Task prompt: Pull each line containing "Rechercher" out of the data and copy it.

Data records:
[start]
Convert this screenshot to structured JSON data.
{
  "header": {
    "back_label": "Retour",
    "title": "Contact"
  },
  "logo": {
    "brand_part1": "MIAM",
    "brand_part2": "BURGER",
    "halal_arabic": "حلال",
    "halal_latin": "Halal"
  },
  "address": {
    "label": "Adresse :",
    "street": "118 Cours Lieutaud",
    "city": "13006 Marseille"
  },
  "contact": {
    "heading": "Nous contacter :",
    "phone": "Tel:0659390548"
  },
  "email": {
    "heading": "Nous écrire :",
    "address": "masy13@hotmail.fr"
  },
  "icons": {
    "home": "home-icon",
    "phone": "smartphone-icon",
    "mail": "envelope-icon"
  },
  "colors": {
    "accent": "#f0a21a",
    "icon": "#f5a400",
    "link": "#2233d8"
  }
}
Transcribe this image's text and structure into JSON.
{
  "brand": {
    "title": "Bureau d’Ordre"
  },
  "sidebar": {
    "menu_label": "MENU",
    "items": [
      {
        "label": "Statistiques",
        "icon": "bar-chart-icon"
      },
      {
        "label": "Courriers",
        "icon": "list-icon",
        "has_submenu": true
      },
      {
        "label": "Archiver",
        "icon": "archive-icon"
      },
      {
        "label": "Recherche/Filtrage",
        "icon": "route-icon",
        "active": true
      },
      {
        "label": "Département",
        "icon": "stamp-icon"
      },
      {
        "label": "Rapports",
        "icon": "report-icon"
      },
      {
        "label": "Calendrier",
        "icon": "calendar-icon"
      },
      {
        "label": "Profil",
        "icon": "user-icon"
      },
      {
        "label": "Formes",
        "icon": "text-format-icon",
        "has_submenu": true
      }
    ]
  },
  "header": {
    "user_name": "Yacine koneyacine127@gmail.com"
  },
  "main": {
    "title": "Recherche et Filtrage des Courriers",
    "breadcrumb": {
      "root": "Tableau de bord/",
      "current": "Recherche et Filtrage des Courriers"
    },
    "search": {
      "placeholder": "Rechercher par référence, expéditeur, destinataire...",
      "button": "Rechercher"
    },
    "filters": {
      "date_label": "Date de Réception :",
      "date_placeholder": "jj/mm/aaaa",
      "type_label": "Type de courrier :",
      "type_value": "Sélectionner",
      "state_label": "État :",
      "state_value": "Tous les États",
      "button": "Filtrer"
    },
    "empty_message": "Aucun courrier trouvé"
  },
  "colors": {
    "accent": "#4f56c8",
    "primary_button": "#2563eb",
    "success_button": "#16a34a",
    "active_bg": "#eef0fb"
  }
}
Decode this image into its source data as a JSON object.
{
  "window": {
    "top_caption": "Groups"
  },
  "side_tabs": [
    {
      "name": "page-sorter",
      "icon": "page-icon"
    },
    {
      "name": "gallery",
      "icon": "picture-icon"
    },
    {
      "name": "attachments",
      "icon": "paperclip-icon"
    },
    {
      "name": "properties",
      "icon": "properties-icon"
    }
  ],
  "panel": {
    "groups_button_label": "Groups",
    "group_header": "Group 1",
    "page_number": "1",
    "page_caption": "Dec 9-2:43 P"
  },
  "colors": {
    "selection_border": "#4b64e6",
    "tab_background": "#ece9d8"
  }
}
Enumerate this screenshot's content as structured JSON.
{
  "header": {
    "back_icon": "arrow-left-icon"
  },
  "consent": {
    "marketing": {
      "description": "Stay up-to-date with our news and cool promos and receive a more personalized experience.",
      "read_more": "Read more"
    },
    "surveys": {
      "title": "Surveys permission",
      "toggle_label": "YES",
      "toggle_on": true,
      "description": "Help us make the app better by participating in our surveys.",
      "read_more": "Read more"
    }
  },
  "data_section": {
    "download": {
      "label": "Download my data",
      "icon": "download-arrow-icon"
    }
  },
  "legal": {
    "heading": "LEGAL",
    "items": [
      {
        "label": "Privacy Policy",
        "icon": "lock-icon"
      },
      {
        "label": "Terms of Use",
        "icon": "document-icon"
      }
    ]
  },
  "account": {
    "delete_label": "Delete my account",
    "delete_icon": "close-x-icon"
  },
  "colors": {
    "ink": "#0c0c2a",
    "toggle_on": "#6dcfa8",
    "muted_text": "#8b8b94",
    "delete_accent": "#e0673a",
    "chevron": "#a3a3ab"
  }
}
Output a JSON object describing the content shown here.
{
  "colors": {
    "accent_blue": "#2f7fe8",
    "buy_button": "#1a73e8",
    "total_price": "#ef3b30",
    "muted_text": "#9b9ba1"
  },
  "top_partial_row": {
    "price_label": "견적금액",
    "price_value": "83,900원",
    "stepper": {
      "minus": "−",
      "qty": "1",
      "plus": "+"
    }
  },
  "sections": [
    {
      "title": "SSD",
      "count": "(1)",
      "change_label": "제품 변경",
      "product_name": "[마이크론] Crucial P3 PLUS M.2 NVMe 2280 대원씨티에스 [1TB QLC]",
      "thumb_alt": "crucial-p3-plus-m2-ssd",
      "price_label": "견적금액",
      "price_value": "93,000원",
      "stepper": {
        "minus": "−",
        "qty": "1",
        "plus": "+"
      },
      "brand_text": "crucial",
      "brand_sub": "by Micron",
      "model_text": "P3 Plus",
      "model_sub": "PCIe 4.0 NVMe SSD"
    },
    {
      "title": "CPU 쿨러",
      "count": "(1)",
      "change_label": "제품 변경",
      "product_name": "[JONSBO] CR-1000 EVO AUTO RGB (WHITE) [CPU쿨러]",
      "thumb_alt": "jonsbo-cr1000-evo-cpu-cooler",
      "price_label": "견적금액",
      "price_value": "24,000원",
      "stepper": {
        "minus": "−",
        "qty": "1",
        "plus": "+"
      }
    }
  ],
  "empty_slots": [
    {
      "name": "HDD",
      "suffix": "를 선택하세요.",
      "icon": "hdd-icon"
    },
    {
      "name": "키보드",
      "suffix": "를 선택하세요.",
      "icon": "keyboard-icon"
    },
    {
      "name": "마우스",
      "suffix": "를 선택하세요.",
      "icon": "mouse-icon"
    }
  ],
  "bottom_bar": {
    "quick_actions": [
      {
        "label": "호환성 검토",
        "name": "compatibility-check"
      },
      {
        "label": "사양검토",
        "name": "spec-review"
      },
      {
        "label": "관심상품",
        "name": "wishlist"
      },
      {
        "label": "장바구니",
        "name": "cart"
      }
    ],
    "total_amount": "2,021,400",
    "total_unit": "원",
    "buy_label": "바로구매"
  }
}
[end]
The result:
      "placeholder": "Rechercher par référence, expéditeur, destinataire...",
      "button": "Rechercher"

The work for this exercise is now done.